* [Records for processing]
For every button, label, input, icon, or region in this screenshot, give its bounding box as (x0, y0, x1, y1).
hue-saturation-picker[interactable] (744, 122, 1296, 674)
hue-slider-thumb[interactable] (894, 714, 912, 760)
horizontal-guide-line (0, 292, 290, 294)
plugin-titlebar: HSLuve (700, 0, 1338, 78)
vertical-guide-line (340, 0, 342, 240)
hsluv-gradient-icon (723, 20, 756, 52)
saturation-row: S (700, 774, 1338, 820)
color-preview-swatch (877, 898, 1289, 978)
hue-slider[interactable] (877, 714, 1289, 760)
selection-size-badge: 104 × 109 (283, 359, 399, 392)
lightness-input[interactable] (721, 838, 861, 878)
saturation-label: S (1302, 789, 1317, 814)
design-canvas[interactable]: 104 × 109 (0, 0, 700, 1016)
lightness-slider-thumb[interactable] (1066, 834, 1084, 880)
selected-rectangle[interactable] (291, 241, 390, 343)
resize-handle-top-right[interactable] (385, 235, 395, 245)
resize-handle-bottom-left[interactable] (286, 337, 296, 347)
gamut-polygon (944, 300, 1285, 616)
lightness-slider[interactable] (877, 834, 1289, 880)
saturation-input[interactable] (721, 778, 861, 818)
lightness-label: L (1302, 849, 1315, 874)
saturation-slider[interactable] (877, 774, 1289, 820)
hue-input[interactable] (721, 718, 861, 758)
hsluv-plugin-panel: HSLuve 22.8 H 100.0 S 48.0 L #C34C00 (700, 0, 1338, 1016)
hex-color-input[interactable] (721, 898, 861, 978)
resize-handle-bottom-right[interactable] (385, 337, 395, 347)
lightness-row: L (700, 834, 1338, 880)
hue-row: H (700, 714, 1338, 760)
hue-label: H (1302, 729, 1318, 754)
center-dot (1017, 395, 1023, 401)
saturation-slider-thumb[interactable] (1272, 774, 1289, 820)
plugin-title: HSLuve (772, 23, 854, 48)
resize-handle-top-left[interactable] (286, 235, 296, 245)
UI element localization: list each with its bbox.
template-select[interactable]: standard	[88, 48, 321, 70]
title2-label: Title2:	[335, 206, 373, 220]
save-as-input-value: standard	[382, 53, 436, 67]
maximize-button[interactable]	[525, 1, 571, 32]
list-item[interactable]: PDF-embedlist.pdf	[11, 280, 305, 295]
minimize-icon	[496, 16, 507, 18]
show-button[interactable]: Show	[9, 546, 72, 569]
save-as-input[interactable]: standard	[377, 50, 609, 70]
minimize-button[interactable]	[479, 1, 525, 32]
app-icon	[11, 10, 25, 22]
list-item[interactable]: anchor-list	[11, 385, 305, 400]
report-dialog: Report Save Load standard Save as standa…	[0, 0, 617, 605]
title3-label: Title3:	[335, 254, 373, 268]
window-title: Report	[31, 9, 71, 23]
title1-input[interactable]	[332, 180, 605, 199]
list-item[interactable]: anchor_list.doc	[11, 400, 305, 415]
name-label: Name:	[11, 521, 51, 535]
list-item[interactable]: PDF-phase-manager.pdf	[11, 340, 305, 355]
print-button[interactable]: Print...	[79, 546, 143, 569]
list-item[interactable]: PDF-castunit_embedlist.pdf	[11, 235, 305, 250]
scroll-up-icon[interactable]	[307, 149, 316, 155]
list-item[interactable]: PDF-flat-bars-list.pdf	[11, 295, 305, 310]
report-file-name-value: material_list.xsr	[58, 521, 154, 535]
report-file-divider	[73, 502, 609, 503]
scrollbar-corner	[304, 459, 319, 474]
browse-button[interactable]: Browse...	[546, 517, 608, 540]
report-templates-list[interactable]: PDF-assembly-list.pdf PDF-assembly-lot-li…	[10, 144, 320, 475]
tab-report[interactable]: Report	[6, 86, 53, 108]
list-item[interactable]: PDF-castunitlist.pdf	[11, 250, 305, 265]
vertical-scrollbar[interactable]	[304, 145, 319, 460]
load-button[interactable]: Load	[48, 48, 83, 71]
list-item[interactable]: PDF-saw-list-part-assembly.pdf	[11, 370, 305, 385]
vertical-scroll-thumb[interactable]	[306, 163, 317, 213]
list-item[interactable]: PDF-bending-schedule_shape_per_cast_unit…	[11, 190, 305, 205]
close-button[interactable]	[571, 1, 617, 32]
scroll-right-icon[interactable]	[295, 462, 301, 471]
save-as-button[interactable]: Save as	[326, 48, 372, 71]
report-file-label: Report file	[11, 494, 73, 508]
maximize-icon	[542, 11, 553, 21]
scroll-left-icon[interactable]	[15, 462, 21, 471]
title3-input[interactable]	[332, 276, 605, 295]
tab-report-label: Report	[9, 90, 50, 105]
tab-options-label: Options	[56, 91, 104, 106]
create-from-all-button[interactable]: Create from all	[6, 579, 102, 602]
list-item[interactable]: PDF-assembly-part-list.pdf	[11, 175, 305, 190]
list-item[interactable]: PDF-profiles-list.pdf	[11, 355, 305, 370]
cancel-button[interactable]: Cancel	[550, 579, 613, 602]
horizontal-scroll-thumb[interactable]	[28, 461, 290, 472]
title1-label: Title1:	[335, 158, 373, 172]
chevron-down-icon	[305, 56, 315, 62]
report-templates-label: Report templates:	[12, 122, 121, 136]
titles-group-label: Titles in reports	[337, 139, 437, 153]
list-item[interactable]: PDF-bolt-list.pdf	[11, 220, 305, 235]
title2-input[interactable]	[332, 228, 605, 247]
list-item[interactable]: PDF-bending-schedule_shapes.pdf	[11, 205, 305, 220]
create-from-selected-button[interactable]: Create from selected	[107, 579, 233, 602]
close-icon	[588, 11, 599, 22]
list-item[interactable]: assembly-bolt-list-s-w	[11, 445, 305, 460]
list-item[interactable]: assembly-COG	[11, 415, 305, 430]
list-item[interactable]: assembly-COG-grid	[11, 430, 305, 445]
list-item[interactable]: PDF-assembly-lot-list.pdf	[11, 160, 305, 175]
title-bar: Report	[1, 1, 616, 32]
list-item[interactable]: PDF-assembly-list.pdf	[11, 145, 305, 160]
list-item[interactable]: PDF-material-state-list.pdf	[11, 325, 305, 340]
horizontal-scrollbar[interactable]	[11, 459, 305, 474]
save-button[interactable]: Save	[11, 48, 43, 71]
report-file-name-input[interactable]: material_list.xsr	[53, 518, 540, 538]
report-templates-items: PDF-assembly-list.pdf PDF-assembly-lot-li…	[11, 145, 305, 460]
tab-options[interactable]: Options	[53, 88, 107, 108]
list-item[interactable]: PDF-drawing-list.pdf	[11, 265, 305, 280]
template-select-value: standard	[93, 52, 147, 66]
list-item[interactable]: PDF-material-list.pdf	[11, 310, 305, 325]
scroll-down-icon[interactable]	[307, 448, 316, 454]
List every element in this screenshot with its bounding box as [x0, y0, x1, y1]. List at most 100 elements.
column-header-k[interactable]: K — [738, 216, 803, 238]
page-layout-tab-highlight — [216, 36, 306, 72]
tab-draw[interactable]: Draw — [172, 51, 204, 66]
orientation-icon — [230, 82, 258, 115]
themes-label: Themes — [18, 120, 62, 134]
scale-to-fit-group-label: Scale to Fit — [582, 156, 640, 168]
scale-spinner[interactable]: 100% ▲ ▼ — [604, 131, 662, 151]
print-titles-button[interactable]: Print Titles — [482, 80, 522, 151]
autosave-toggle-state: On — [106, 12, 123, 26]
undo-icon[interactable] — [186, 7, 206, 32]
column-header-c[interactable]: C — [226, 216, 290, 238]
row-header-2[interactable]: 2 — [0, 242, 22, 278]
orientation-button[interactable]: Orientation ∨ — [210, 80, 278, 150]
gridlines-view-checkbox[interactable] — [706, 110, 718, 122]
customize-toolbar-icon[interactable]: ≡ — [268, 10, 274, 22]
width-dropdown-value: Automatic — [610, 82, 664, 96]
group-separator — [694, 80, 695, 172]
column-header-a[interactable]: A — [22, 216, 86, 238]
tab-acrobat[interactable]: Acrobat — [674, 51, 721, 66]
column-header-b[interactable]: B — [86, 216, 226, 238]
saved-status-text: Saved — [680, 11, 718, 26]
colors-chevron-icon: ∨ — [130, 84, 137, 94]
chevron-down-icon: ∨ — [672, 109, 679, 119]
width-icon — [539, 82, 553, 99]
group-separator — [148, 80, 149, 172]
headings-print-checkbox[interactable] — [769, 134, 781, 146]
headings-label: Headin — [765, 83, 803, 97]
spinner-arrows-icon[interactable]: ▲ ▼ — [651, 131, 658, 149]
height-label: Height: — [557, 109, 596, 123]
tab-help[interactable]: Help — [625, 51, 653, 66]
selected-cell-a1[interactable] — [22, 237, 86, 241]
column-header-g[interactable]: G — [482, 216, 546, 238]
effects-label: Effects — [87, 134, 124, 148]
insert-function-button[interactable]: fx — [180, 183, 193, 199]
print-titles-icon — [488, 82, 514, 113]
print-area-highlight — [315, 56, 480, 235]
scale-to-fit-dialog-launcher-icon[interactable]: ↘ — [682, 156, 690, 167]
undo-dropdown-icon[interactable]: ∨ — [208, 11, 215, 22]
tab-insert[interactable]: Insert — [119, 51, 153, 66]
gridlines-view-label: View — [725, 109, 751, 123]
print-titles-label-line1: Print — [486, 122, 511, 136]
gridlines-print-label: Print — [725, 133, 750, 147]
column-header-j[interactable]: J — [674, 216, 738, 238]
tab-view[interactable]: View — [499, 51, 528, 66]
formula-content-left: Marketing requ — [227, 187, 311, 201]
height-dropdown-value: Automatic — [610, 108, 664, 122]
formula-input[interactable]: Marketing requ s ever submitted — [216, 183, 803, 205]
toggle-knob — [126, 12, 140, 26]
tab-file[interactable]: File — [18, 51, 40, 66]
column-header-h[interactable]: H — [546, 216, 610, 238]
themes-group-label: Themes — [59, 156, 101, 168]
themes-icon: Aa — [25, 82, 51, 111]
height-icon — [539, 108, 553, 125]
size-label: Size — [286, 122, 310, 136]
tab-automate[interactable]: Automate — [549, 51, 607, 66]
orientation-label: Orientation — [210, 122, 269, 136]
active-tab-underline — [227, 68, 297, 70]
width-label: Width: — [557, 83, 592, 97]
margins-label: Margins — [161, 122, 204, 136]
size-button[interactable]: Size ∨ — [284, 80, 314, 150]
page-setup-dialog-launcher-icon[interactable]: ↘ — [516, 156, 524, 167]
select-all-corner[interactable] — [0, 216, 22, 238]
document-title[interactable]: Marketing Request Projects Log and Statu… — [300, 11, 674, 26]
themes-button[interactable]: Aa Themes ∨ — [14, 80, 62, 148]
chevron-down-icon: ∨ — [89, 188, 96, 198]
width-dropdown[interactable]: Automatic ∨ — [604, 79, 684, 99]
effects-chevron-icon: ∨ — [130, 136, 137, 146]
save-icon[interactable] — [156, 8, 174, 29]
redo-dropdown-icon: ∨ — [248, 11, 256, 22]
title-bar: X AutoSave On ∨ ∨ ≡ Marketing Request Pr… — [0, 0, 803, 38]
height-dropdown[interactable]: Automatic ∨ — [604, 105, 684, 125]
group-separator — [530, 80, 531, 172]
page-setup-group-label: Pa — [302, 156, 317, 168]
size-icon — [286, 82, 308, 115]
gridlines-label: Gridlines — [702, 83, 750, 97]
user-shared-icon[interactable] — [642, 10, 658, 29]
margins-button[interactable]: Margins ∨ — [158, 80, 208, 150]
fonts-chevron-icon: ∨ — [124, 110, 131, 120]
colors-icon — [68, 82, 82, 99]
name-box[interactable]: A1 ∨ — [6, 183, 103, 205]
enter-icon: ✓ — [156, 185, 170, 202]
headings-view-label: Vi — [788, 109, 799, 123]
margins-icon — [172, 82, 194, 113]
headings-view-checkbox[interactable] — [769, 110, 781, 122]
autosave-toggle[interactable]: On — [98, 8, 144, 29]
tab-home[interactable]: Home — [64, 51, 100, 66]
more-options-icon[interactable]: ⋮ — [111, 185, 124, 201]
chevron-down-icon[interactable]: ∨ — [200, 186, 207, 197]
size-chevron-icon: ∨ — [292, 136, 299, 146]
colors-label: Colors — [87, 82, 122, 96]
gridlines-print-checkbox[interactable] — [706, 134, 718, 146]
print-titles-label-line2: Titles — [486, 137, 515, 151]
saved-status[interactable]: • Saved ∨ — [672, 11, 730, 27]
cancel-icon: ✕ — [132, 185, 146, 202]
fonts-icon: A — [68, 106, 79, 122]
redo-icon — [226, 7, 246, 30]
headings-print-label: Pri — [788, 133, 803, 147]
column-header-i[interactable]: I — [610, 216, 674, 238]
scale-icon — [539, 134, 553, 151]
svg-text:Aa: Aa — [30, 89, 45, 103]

* [Goal]
Reproduce the items verbatim, from the first line through the line containing "hsluv-plugin-panel: HSLuve 22.8", with both lines included.

* [Exercise result]
For every button, label, input, icon, or region in this screenshot, give its bounding box as (x0, y0, x1, y1).
hue-saturation-picker[interactable] (744, 122, 1296, 674)
hue-slider-thumb[interactable] (894, 714, 912, 760)
horizontal-guide-line (0, 292, 290, 294)
plugin-titlebar: HSLuve (700, 0, 1338, 78)
vertical-guide-line (340, 0, 342, 240)
hsluv-gradient-icon (723, 20, 756, 52)
saturation-row: S (700, 774, 1338, 820)
color-preview-swatch (877, 898, 1289, 978)
hue-slider[interactable] (877, 714, 1289, 760)
selection-size-badge: 104 × 109 (283, 359, 399, 392)
lightness-input[interactable] (721, 838, 861, 878)
saturation-label: S (1302, 789, 1317, 814)
design-canvas[interactable]: 104 × 109 (0, 0, 700, 1016)
lightness-slider-thumb[interactable] (1066, 834, 1084, 880)
selected-rectangle[interactable] (291, 241, 390, 343)
resize-handle-top-right[interactable] (385, 235, 395, 245)
resize-handle-bottom-left[interactable] (286, 337, 296, 347)
gamut-polygon (944, 300, 1285, 616)
lightness-slider[interactable] (877, 834, 1289, 880)
saturation-input[interactable] (721, 778, 861, 818)
lightness-label: L (1302, 849, 1315, 874)
saturation-slider[interactable] (877, 774, 1289, 820)
hue-input[interactable] (721, 718, 861, 758)
hsluv-plugin-panel: HSLuve 22.8 H 100.0 S 48.0 L #C34C00 (700, 0, 1338, 1016)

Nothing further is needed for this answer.